Material shown:

"""

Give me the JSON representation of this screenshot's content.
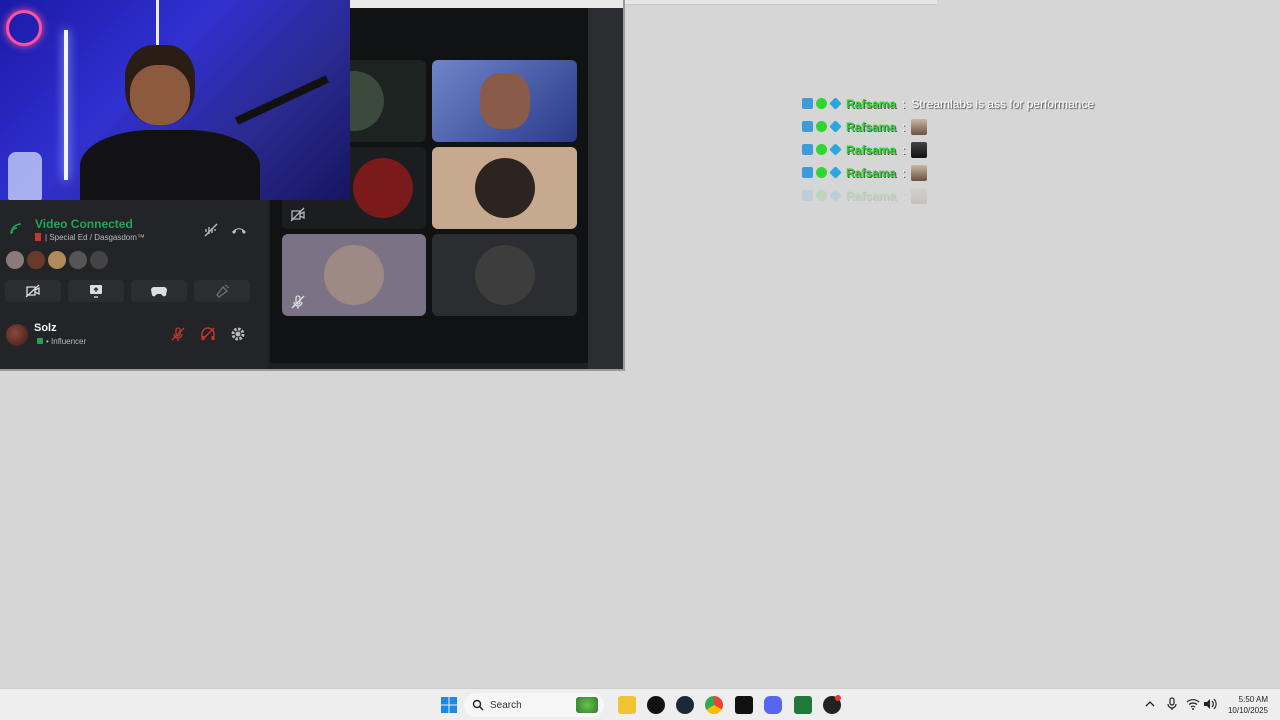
{
  "voice": {
    "status": "Video Connected",
    "channel": "Special Ed / Dasgasdom™"
  },
  "user": {
    "name": "Solz",
    "status": "• Influencer"
  },
  "chat": {
    "lines": [
      {
        "user": "Rafsama",
        "sep": ":",
        "message": "Streamlabs is ass for performance"
      },
      {
        "user": "Rafsama",
        "sep": ":",
        "message": ""
      },
      {
        "user": "Rafsama",
        "sep": ":",
        "message": ""
      },
      {
        "user": "Rafsama",
        "sep": ":",
        "message": ""
      },
      {
        "user": "Rafsama",
        "sep": ":",
        "message": ""
      }
    ]
  },
  "taskbar": {
    "search_label": "Search",
    "time": "5:50 AM",
    "date": "10/10/2025"
  },
  "colors": {
    "voice_green": "#23a559",
    "chat_user": "#2fd62f",
    "webcam_blue": "#2a2ad0"
  }
}
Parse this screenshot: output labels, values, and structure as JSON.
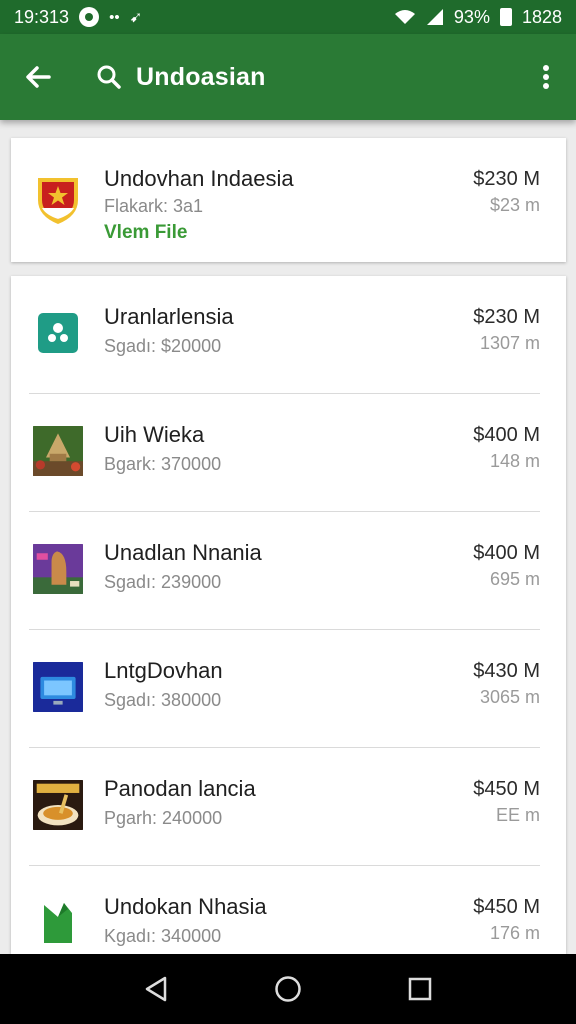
{
  "status_bar": {
    "time": "19:313",
    "battery": "93%",
    "clock_right": "1828",
    "icons": [
      "circle-icon",
      "dots-icon",
      "location-icon",
      "wifi-icon",
      "signal-icon",
      "battery-icon"
    ]
  },
  "app_bar": {
    "title": "Undoasian",
    "icons": [
      "back-arrow-icon",
      "search-icon",
      "more-vert-icon"
    ]
  },
  "top_card": {
    "title": "Undovhan Indaesia",
    "subtitle": "Flakark: 3a1",
    "link": "Vlem File",
    "price": "$230 M",
    "meta": "$23 m",
    "icon": "shield-star-icon",
    "colors": {
      "link": "#3a9a36",
      "shield_red": "#c8201e",
      "shield_gold": "#f2c12e"
    }
  },
  "list": [
    {
      "title": "Uranlarlensia",
      "subtitle": "Sgadı: $20000",
      "price": "$230 M",
      "meta": "1307 m",
      "icon": "teal-app-icon"
    },
    {
      "title": "Uih Wieka",
      "subtitle": "Bgark: 370000",
      "price": "$400 M",
      "meta": "148 m",
      "icon": "temple-photo-icon"
    },
    {
      "title": "Unadlan Nnania",
      "subtitle": "Sgadı: 239000",
      "price": "$400 M",
      "meta": "695 m",
      "icon": "monument-purple-icon"
    },
    {
      "title": "LntgDovhan",
      "subtitle": "Sgadı: 380000",
      "price": "$430 M",
      "meta": "3065 m",
      "icon": "monitor-blue-icon"
    },
    {
      "title": "Panodan lancia",
      "subtitle": "Pgarh: 240000",
      "price": "$450 M",
      "meta": "EE m",
      "icon": "food-bowl-icon"
    },
    {
      "title": "Undokan Nhasia",
      "subtitle": "Kgadı: 340000",
      "price": "$450 M",
      "meta": "176 m",
      "icon": "green-leaf-icon"
    }
  ],
  "nav_bar": {
    "icons": [
      "back-triangle-icon",
      "home-circle-icon",
      "recents-square-icon"
    ]
  },
  "colors": {
    "status_bar": "#1f6b2c",
    "app_bar": "#2a7a35",
    "background": "#ececec"
  }
}
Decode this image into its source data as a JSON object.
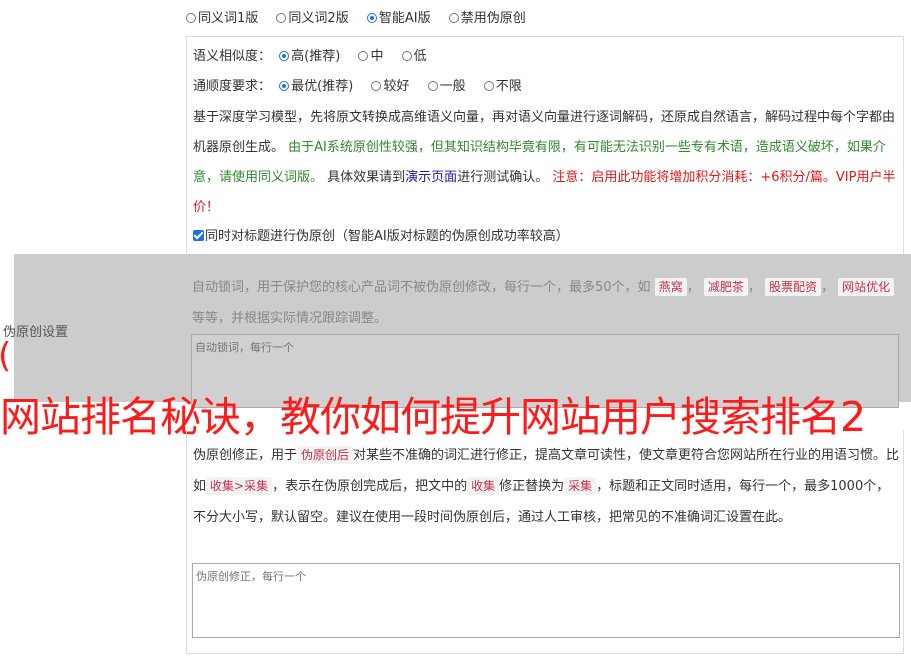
{
  "version_options": [
    {
      "label": "同义词1版",
      "checked": false
    },
    {
      "label": "同义词2版",
      "checked": false
    },
    {
      "label": "智能AI版",
      "checked": true
    },
    {
      "label": "禁用伪原创",
      "checked": false
    }
  ],
  "similarity": {
    "label": "语义相似度：",
    "options": [
      {
        "label": "高(推荐)",
        "checked": true
      },
      {
        "label": "中",
        "checked": false
      },
      {
        "label": "低",
        "checked": false
      }
    ]
  },
  "fluency": {
    "label": "通顺度要求：",
    "options": [
      {
        "label": "最优(推荐)",
        "checked": true
      },
      {
        "label": "较好",
        "checked": false
      },
      {
        "label": "一般",
        "checked": false
      },
      {
        "label": "不限",
        "checked": false
      }
    ]
  },
  "description": {
    "intro": "基于深度学习模型，先将原文转换成高维语义向量，再对语义向量进行逐词解码，还原成自然语言，解码过程中每个字都由机器原创生成。",
    "warning_green": "由于AI系统原创性较强，但其知识结构毕竟有限，有可能无法识别一些专有术语，造成语义破坏，如果介意，请使用同义词版。",
    "test_prefix": "具体效果请到",
    "demo_link": "演示页面",
    "test_suffix": "进行测试确认。",
    "cost_red": "注意：启用此功能将增加积分消耗：+6积分/篇。VIP用户半价！"
  },
  "title_check": {
    "label": "同时对标题进行伪原创（智能AI版对标题的伪原创成功率较高）",
    "checked": true
  },
  "settings_label": "伪原创设置",
  "lock_words": {
    "text_prefix": "自动锁词，用于保护您的核心产品词不被伪原创修改，每行一个，最多50个，如",
    "examples": [
      "燕窝",
      "减肥茶",
      "股票配资",
      "网站优化"
    ],
    "text_suffix": "等等，并根据实际情况跟踪调整。",
    "placeholder": "自动锁词，每行一个"
  },
  "overlay": {
    "paren": "(",
    "title": "网站排名秘诀，教你如何提升网站用户搜索排名2"
  },
  "correction": {
    "p1": "伪原创修正，用于",
    "tag1": "伪原创后",
    "p2": "对某些不准确的词汇进行修正，提高文章可读性，使文章更符合您网站所在行业的用语习惯。比如",
    "tag2": "收集>采集",
    "p3": "，表示在伪原创完成后，把文中的",
    "tag3": "收集",
    "p4": "修正替换为",
    "tag4": "采集",
    "p5": "，标题和正文同时适用，每行一个，最多1000个，不分大小写，默认留空。建议在使用一段时间伪原创后，通过人工审核，把常见的不准确词汇设置在此。",
    "placeholder": "伪原创修正，每行一个"
  }
}
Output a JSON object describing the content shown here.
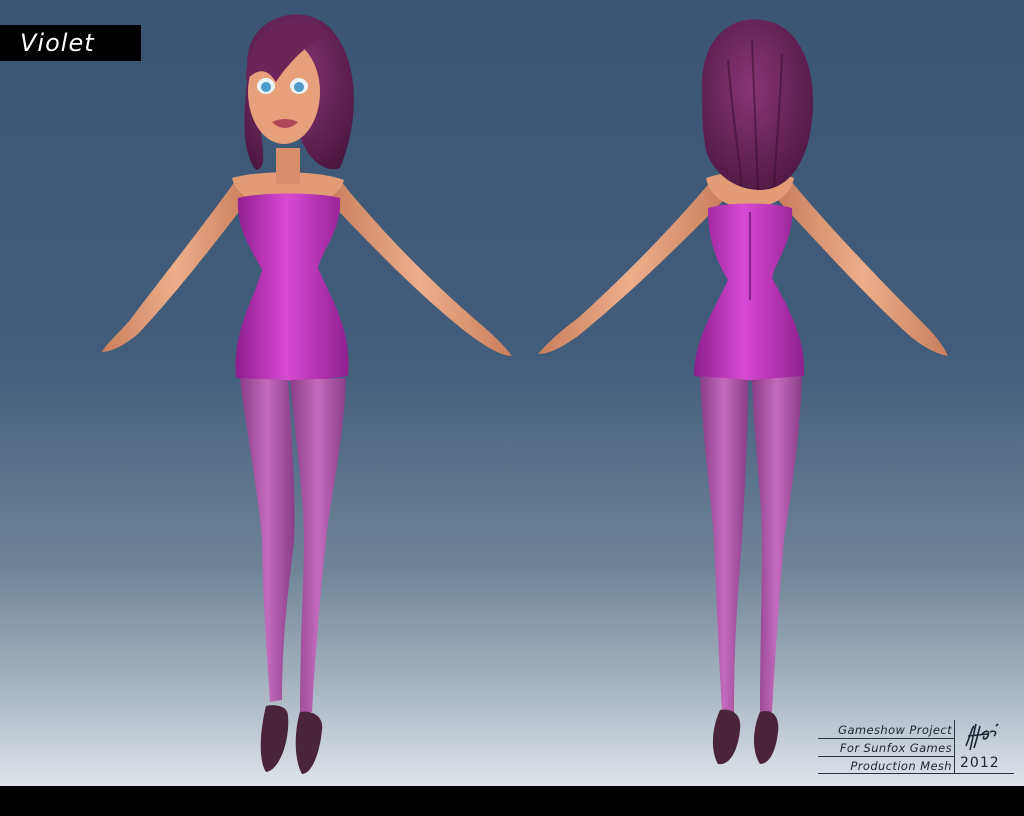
{
  "title": "Violet",
  "credits": {
    "line1": "Gameshow Project",
    "line2": "For Sunfox Games",
    "line3": "Production Mesh",
    "year": "2012"
  },
  "colors": {
    "dress": "#c22fbf",
    "tights": "#b94fb2",
    "skin": "#e8a07a",
    "hair": "#5e1f4f",
    "shoes": "#4a2438",
    "background_top": "#3b5674",
    "background_bottom": "#dfe4ea"
  },
  "figures": [
    {
      "view": "front",
      "icon": "character-front-view"
    },
    {
      "view": "back",
      "icon": "character-back-view"
    }
  ]
}
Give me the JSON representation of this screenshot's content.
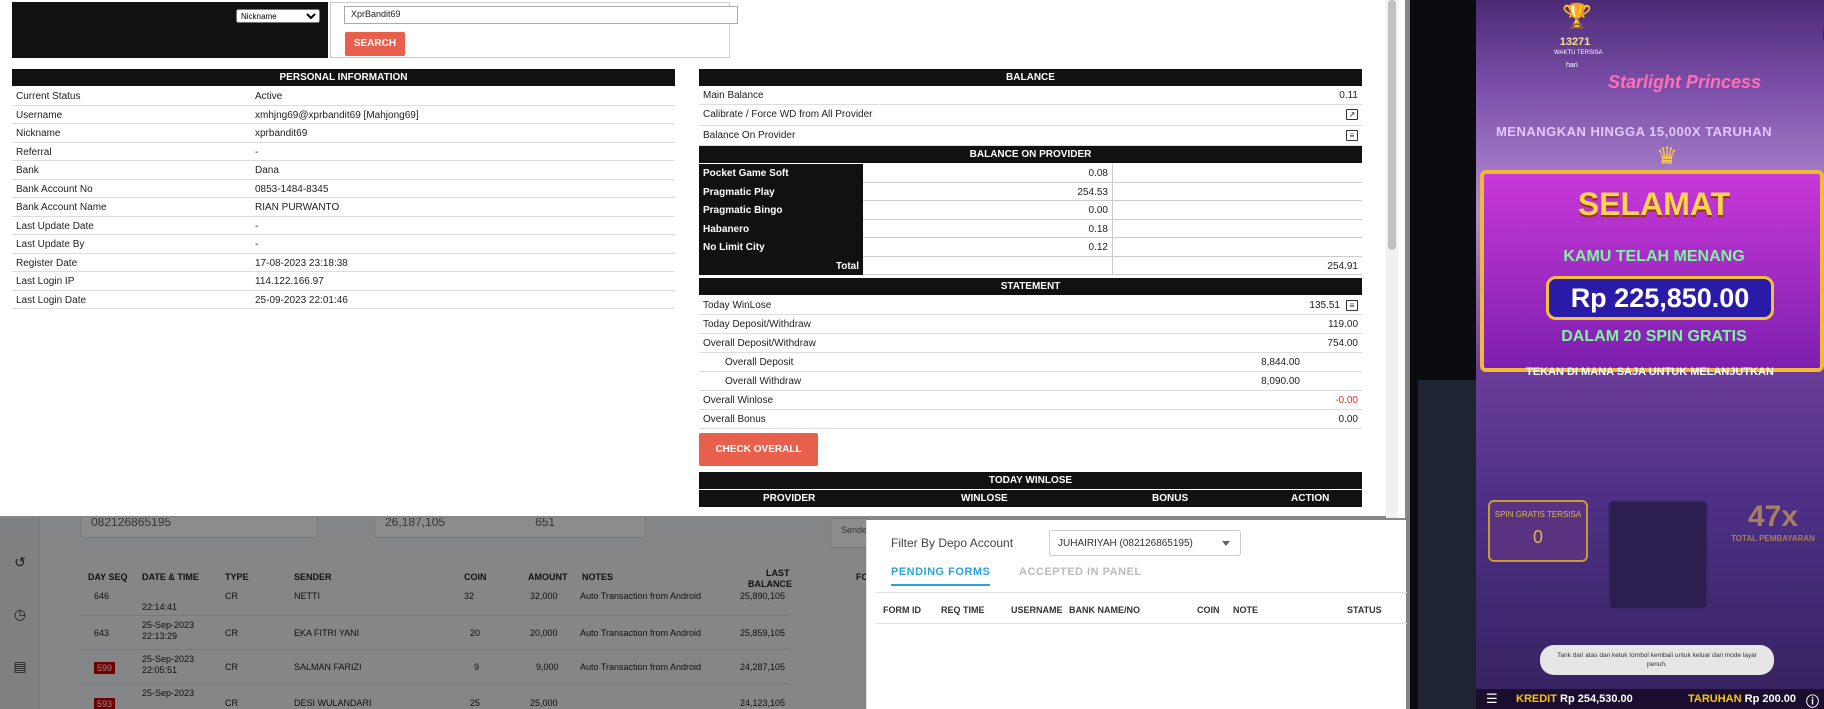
{
  "search": {
    "filter_option": "Nickname",
    "query": "XprBandit69",
    "button": "SEARCH"
  },
  "personal": {
    "title": "PERSONAL INFORMATION",
    "rows": [
      {
        "k": "Current Status",
        "v": "Active"
      },
      {
        "k": "Username",
        "v": "xmhjng69@xprbandit69  [Mahjong69]"
      },
      {
        "k": "Nickname",
        "v": "xprbandit69"
      },
      {
        "k": "Referral",
        "v": "-"
      },
      {
        "k": "Bank",
        "v": "Dana"
      },
      {
        "k": "Bank Account No",
        "v": "0853-1484-8345"
      },
      {
        "k": "Bank Account Name",
        "v": "RIAN PURWANTO"
      },
      {
        "k": "Last Update Date",
        "v": "-"
      },
      {
        "k": "Last Update By",
        "v": "-"
      },
      {
        "k": "Register Date",
        "v": "17-08-2023 23:18:38"
      },
      {
        "k": "Last Login IP",
        "v": "114.122.166.97"
      },
      {
        "k": "Last Login Date",
        "v": "25-09-2023 22:01:46"
      }
    ]
  },
  "balance": {
    "title": "BALANCE",
    "main_label": "Main Balance",
    "main_value": "0.11",
    "calibrate_label": "Calibrate / Force WD from All Provider",
    "on_provider_label": "Balance On Provider",
    "provider_title": "BALANCE ON PROVIDER",
    "providers": [
      {
        "name": "Pocket Game Soft",
        "value": "0.08"
      },
      {
        "name": "Pragmatic Play",
        "value": "254.53"
      },
      {
        "name": "Pragmatic Bingo",
        "value": "0.00"
      },
      {
        "name": "Habanero",
        "value": "0.18"
      },
      {
        "name": "No Limit City",
        "value": "0.12"
      }
    ],
    "total_label": "Total",
    "total_value": "254.91"
  },
  "statement": {
    "title": "STATEMENT",
    "today_winlose_label": "Today WinLose",
    "today_winlose": "135.51",
    "today_dw_label": "Today Deposit/Withdraw",
    "today_dw": "119.00",
    "overall_dw_label": "Overall Deposit/Withdraw",
    "overall_dw": "754.00",
    "overall_deposit_label": "Overall Deposit",
    "overall_deposit": "8,844.00",
    "overall_withdraw_label": "Overall Withdraw",
    "overall_withdraw": "8,090.00",
    "overall_winlose_label": "Overall Winlose",
    "overall_winlose": "-0.00",
    "overall_bonus_label": "Overall Bonus",
    "overall_bonus": "0.00",
    "check_button": "CHECK OVERALL"
  },
  "today_winlose": {
    "title": "TODAY WINLOSE",
    "cols": [
      "PROVIDER",
      "WINLOSE",
      "BONUS",
      "ACTION"
    ]
  },
  "background": {
    "card1": "082126865195",
    "card2a": "26,187,105",
    "card2b": "651",
    "sender_stub": "Sende",
    "headers": {
      "seq": "DAY SEQ",
      "dt": "DATE & TIME",
      "type": "TYPE",
      "sender": "SENDER",
      "coin": "COIN",
      "amount": "AMOUNT",
      "notes": "NOTES",
      "last1": "LAST",
      "last2": "BALANCE",
      "fc": "FC"
    },
    "rows": [
      {
        "seq": "646",
        "dt": "22:14:41",
        "type": "CR",
        "sender": "NETTI",
        "coin": "32",
        "amount": "32,000",
        "notes": "Auto Transaction from Android",
        "bal": "25,890,105"
      },
      {
        "seq": "643",
        "dt": "25-Sep-2023 22:13:29",
        "type": "CR",
        "sender": "EKA FITRI YANI",
        "coin": "20",
        "amount": "20,000",
        "notes": "Auto Transaction from Android",
        "bal": "25,859,105"
      },
      {
        "seq": "599",
        "dt": "25-Sep-2023 22:05:51",
        "type": "CR",
        "sender": "SALMAN FARIZI",
        "coin": "9",
        "amount": "9,000",
        "notes": "Auto Transaction from Android",
        "bal": "24,287,105"
      },
      {
        "seq": "593",
        "dt": "25-Sep-2023",
        "type": "CR",
        "sender": "DESI WULANDARI",
        "coin": "25",
        "amount": "25,000",
        "notes": "",
        "bal": "24,123,105"
      }
    ]
  },
  "filter": {
    "label": "Filter By Depo Account",
    "selected": "JUHAIRIYAH (082126865195)",
    "tab_pending": "PENDING FORMS",
    "tab_accepted": "ACCEPTED IN PANEL",
    "cols": [
      "FORM ID",
      "REQ TIME",
      "USERNAME",
      "BANK NAME/NO",
      "COIN",
      "NOTE",
      "STATUS"
    ]
  },
  "game": {
    "score": "13271",
    "tersisa": "WAKTU TERSISA",
    "hari": "hari",
    "logo": "Starlight Princess",
    "menangkan": "MENANGKAN HINGGA 15,000X TARUHAN",
    "selamat": "SELAMAT",
    "telah_menang": "KAMU TELAH MENANG",
    "amount": "Rp 225,850.00",
    "dalam": "DALAM 20 SPIN GRATIS",
    "tekan": "TEKAN DI MANA SAJA UNTUK MELANJUTKAN",
    "spin_left": "SPIN GRATIS TERSISA",
    "spin_count": "0",
    "multiplier": "47x",
    "total": "TOTAL PEMBAYARAN",
    "toast": "Tarik dari atas dan ketuk tombol kembali untuk keluar dari mode layar penuh.",
    "kredit_label": "KREDIT",
    "kredit": "Rp 254,530.00",
    "taruhan_label": "TARUHAN",
    "taruhan": "Rp 200.00"
  }
}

"""

What is asked: Lines that hold the word "Sgadı" are the ones to return, every one of them.

Completed task:
      "subtitle": "Sgadı: $20000",
      "subtitle": "Sgadı: 239000",
      "subtitle": "Sgadı: 380000",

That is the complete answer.